[PROBLEM]:
Write every line of the material out exactly as shown.

[INFORMATION SUPPLIED]:
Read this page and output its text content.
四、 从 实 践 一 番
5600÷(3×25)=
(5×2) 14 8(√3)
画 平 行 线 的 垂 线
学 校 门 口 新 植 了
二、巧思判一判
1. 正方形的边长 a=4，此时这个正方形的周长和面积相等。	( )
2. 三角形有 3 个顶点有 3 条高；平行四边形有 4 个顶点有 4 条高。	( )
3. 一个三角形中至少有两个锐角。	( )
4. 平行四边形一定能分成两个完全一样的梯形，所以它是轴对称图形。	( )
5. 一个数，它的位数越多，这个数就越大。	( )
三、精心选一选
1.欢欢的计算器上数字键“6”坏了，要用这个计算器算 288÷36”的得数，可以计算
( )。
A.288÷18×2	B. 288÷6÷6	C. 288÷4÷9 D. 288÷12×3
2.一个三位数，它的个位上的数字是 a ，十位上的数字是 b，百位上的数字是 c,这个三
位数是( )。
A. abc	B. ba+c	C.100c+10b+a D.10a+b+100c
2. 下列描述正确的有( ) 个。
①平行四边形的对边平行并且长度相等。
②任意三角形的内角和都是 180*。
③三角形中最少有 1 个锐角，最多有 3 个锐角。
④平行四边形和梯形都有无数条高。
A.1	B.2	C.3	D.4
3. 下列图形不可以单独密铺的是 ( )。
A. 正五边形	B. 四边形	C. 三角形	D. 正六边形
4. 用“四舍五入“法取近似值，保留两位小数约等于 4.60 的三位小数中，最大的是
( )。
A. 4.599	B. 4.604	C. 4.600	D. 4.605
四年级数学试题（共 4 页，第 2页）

[WRITTEN REPLY]:
Read this page and output its text content.
四、 从 实 践 一 番
5600÷(3×25)=
(5×2) 14 8(√3)
画 平 行 线 的 垂 线
学 校 门 口 新 植 了
二、巧思判一判
1. 正方形的边长 a=4，此时这个正方形的周长和面积相等。	( )
2. 三角形有 3 个顶点有 3 条高；平行四边形有 4 个顶点有 4 条高。	( )
3. 一个三角形中至少有两个锐角。	( )
4. 平行四边形一定能分成两个完全一样的梯形，所以它是轴对称图形。	( )
5. 一个数，它的位数越多，这个数就越大。	( )
三、精心选一选
1.欢欢的计算器上数字键“6”坏了，要用这个计算器算 288÷36”的得数，可以计算
( )。
A.288÷18×2	B. 288÷6÷6	C. 288÷4÷9 D. 288÷12×3
2.一个三位数，它的个位上的数字是 a ，十位上的数字是 b，百位上的数字是 c,这个三
位数是( )。
A. abc	B. ba+c	C.100c+10b+a D.10a+b+100c
2. 下列描述正确的有( ) 个。
①平行四边形的对边平行并且长度相等。
②任意三角形的内角和都是 180*。
③三角形中最少有 1 个锐角，最多有 3 个锐角。
④平行四边形和梯形都有无数条高。
A.1	B.2	C.3	D.4
3. 下列图形不可以单独密铺的是 ( )。
A. 正五边形	B. 四边形	C. 三角形	D. 正六边形
4. 用“四舍五入“法取近似值，保留两位小数约等于 4.60 的三位小数中，最大的是
( )。
A. 4.599	B. 4.604	C. 4.600	D. 4.605
四年级数学试题（共 4 页，第 2页）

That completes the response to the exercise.